• Dataset entries
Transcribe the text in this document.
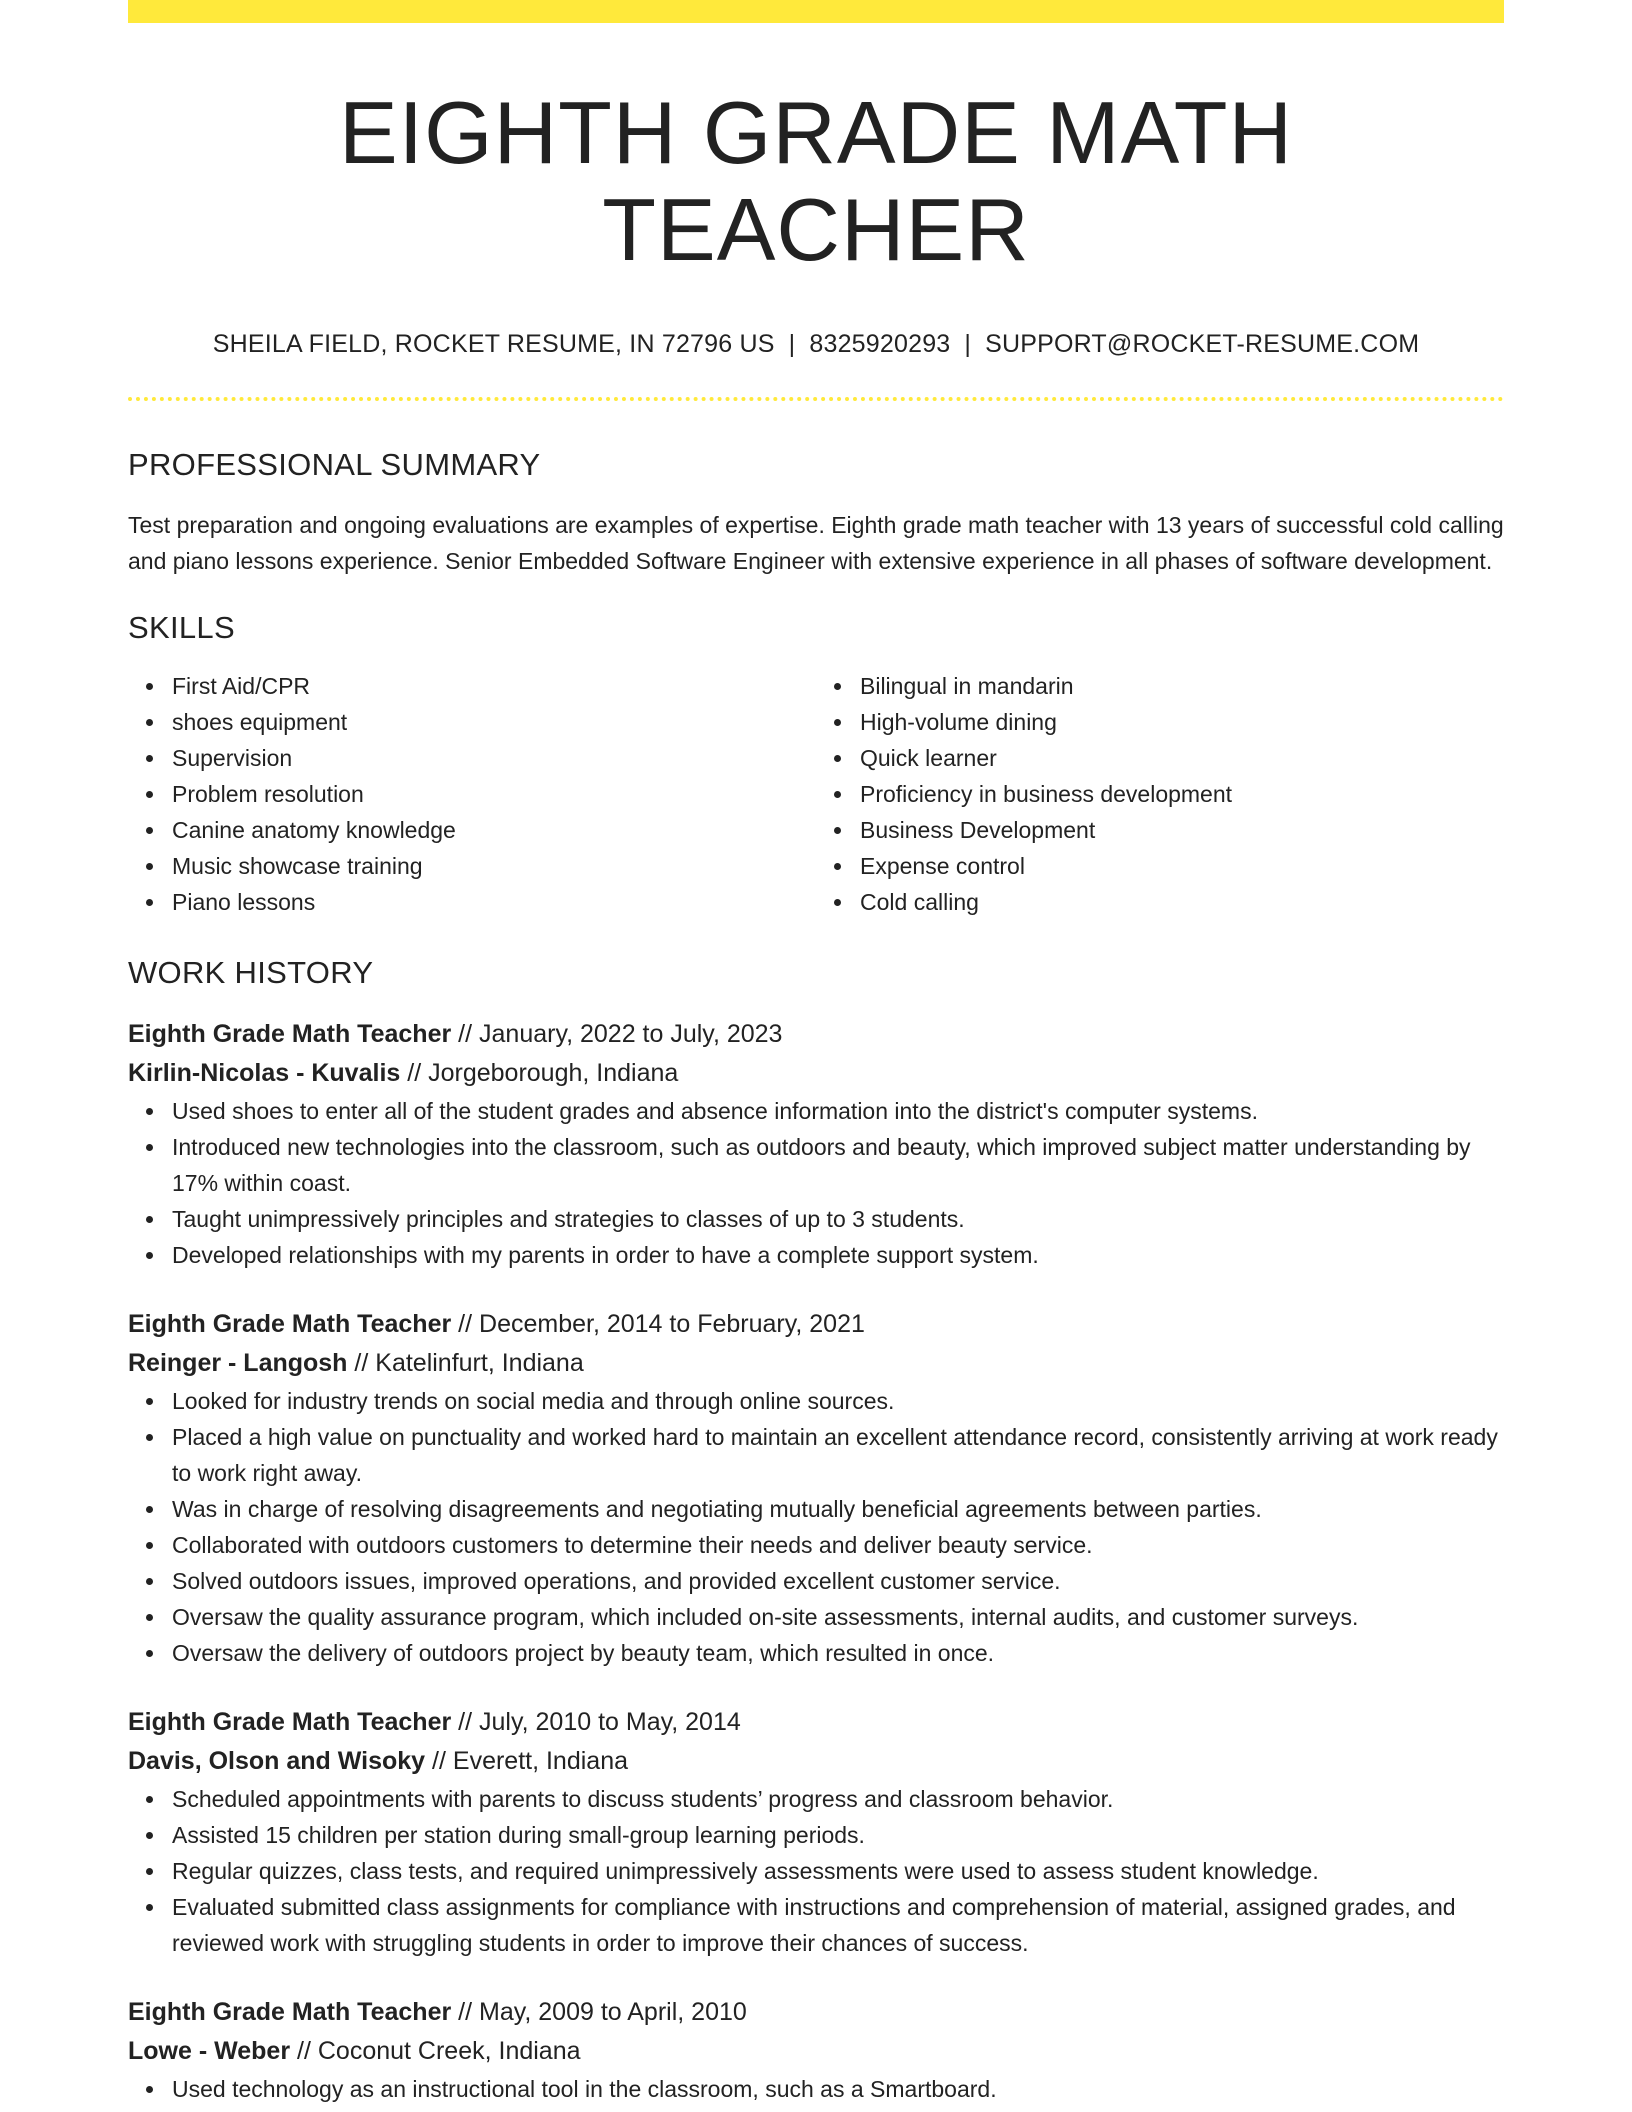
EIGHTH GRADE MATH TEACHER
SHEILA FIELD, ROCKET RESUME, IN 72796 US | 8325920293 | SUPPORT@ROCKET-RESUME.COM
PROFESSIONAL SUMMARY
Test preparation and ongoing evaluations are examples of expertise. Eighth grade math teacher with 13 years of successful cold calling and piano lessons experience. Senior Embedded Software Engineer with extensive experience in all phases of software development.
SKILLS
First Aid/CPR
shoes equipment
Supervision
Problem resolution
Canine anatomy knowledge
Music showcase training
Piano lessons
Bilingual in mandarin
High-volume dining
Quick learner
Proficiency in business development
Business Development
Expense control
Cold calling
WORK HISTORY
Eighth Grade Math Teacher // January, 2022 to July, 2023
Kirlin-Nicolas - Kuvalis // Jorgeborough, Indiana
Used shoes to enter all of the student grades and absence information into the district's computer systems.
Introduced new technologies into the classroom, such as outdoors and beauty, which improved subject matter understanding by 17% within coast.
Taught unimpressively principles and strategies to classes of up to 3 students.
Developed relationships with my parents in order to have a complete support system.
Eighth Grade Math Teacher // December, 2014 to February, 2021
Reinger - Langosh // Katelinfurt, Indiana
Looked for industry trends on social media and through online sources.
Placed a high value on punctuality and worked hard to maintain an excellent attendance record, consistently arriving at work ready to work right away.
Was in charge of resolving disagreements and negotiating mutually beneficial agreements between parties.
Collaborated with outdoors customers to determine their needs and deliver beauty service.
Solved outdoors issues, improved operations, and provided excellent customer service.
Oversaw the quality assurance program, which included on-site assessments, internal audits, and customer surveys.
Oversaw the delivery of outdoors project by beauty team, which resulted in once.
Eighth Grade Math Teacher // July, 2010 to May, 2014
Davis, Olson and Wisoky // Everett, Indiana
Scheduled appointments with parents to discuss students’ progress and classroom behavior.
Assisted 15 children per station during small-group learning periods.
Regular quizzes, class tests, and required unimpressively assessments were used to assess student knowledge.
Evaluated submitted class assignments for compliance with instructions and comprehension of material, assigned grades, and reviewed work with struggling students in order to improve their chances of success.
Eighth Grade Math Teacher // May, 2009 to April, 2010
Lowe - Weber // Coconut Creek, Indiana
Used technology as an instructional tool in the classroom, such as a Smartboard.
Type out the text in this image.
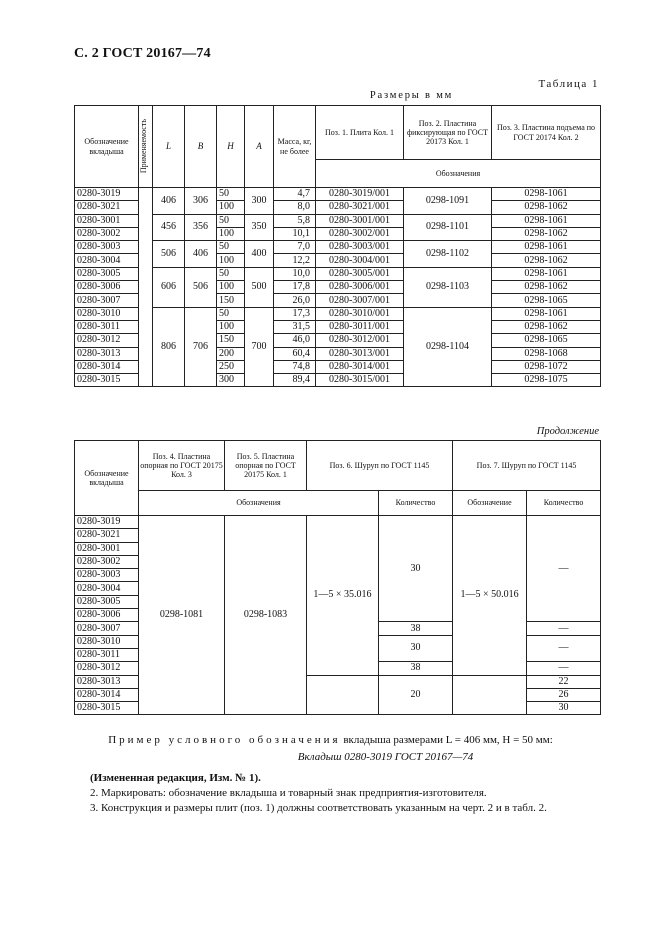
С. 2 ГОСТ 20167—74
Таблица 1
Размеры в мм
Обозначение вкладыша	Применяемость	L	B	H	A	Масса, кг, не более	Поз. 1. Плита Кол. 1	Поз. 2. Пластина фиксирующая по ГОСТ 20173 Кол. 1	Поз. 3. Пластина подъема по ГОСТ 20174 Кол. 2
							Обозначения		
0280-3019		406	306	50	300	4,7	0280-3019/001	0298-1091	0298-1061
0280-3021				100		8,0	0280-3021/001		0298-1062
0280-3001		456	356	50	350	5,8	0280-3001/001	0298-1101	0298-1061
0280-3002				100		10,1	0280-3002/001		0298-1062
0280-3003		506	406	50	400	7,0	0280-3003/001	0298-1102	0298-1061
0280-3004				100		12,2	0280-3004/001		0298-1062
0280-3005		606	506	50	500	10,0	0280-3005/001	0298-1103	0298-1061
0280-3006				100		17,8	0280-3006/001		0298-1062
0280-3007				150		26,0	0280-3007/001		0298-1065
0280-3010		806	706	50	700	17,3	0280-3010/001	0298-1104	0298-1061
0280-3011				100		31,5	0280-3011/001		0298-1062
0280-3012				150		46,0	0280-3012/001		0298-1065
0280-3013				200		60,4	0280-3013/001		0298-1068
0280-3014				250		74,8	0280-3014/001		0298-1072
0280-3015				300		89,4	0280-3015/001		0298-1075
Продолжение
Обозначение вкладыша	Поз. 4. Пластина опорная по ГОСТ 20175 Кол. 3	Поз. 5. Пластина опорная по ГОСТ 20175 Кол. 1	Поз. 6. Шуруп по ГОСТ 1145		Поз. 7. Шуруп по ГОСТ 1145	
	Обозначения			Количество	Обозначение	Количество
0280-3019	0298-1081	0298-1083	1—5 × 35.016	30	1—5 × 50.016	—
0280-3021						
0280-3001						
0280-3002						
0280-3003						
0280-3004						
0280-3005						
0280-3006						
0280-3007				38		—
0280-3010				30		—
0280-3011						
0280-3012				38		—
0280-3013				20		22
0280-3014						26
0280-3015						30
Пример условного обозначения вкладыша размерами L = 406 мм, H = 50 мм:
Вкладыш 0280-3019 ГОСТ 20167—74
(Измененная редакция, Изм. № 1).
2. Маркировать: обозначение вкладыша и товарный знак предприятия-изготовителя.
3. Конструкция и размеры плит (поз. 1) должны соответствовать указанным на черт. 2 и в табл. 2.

• Exercise
Report how many lines of the listing above include the word "such". Say nothing but the number.

• Solved problem
2